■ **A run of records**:
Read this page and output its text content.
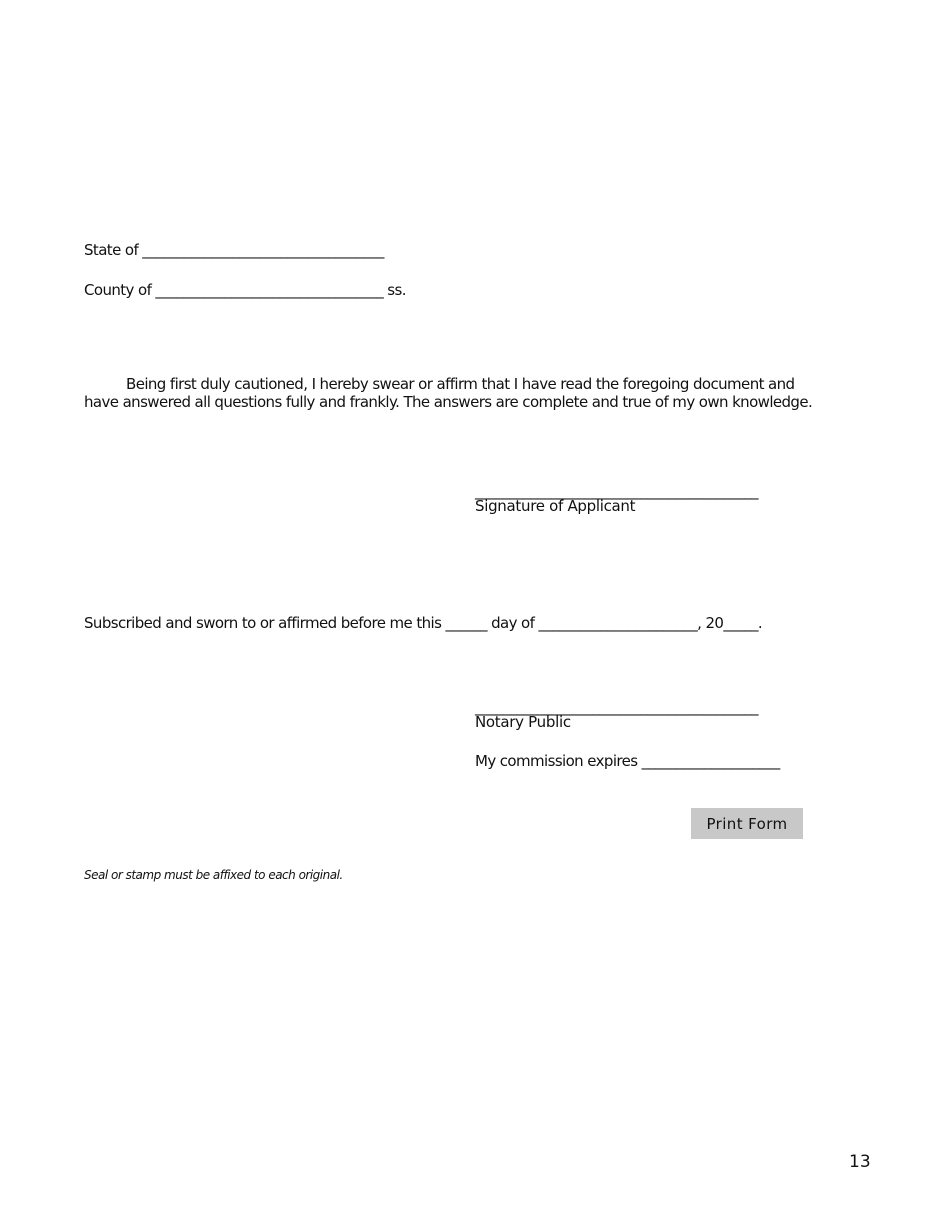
State of ___________________________________
County of _________________________________ ss.

Being first duly cautioned, I hereby swear or affirm that I have read the foregoing document and have answered all questions fully and frankly. The answers are complete and true of my own knowledge.

_________________________________________
Signature of Applicant
Subscribed and sworn to or affirmed before me this ______ day of _______________________, 20_____.
_________________________________________
Notary Public
My commission expires ____________________
Print Form
Seal or stamp must be affixed to each original.
13
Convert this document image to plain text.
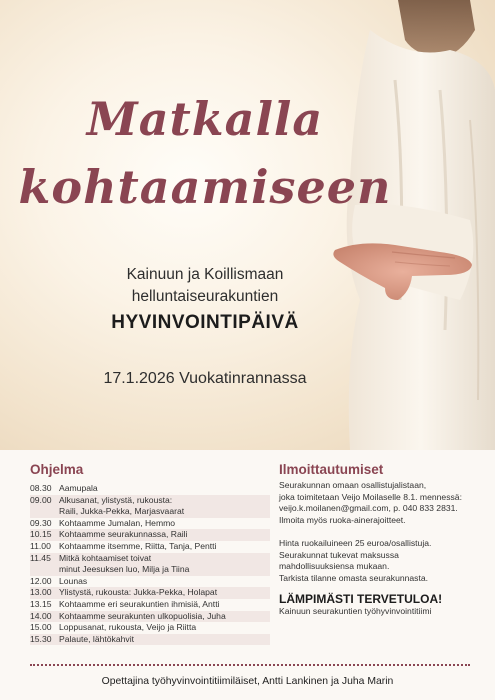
Matkalla
kohtaamiseen
Kainuun ja Koillismaan
helluntaiseurakuntien
HYVINVOINTIPÄIVÄ
17.1.2026 Vuokatinrannassa
Ohjelma	Ilmoittautumiset
08.30 Aamupala
09.00 Alkusanat, ylistystä, rukousta:
Raili, Jukka-Pekka, Marjasvaarat
09.30 Kohtaamme Jumalan, Hemmo
10.15 Kohtaamme seurakunnassa, Raili
11.00 Kohtaamme itsemme, Riitta, Tanja, Pentti
11.45 Mitkä kohtaamiset toivat
minut Jeesuksen luo, Milja ja Tiina
12.00 Lounas
13.00 Ylistystä, rukousta: Jukka-Pekka, Holapat
13.15 Kohtaamme eri seurakuntien ihmisiä, Antti
14.00 Kohtaamme seurakunten ulkopuolisia, Juha
15.00 Loppusanat, rukousta, Veijo ja Riitta
15.30 Palaute, lähtökahvit

Seurakunnan omaan osallistujalistaan,

joka toimitetaan Veijo Moilaselle 8.1. mennessä:

veijo.k.moilanen@gmail.com, p. 040 833 2831.

Ilmoita myös ruoka-ainerajoitteet.

Hinta ruokailuineen 25 euroa/osallistuja.

Seurakunnat tukevat maksussa

mahdollisuuksiensa mukaan.

Tarkista tilanne omasta seurakunnasta.

LÄMPIMÄSTI TERVETULOA!

Kainuun seurakuntien työhyvinvointitiimi

Opettajina työhyvinvointitiimiläiset, Antti Lankinen ja Juha Marin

■ **THE PROBLEM**:
Write the listing above out again exactly, dropping each image.

■ **WRITTEN RESPONSE**:
Read this page and output its text content.
State of ___________________________________
County of _________________________________ ss.

Being first duly cautioned, I hereby swear or affirm that I have read the foregoing document and have answered all questions fully and frankly. The answers are complete and true of my own knowledge.

_________________________________________
Signature of Applicant
Subscribed and sworn to or affirmed before me this ______ day of _______________________, 20_____.
_________________________________________
Notary Public
My commission expires ____________________
Print Form
Seal or stamp must be affixed to each original.
13
Convert this document image to plain text.
Matkalla
kohtaamiseen
Kainuun ja Koillismaan
helluntaiseurakuntien
HYVINVOINTIPÄIVÄ
17.1.2026 Vuokatinrannassa
Ohjelma	Ilmoittautumiset
08.30 Aamupala
09.00 Alkusanat, ylistystä, rukousta:
Raili, Jukka-Pekka, Marjasvaarat
09.30 Kohtaamme Jumalan, Hemmo
10.15 Kohtaamme seurakunnassa, Raili
11.00 Kohtaamme itsemme, Riitta, Tanja, Pentti
11.45 Mitkä kohtaamiset toivat
minut Jeesuksen luo, Milja ja Tiina
12.00 Lounas
13.00 Ylistystä, rukousta: Jukka-Pekka, Holapat
13.15 Kohtaamme eri seurakuntien ihmisiä, Antti
14.00 Kohtaamme seurakunten ulkopuolisia, Juha
15.00 Loppusanat, rukousta, Veijo ja Riitta
15.30 Palaute, lähtökahvit

Seurakunnan omaan osallistujalistaan,

joka toimitetaan Veijo Moilaselle 8.1. mennessä:

veijo.k.moilanen@gmail.com, p. 040 833 2831.

Ilmoita myös ruoka-ainerajoitteet.

Hinta ruokailuineen 25 euroa/osallistuja.

Seurakunnat tukevat maksussa

mahdollisuuksiensa mukaan.

Tarkista tilanne omasta seurakunnasta.

LÄMPIMÄSTI TERVETULOA!

Kainuun seurakuntien työhyvinvointitiimi

Opettajina työhyvinvointitiimiläiset, Antti Lankinen ja Juha Marin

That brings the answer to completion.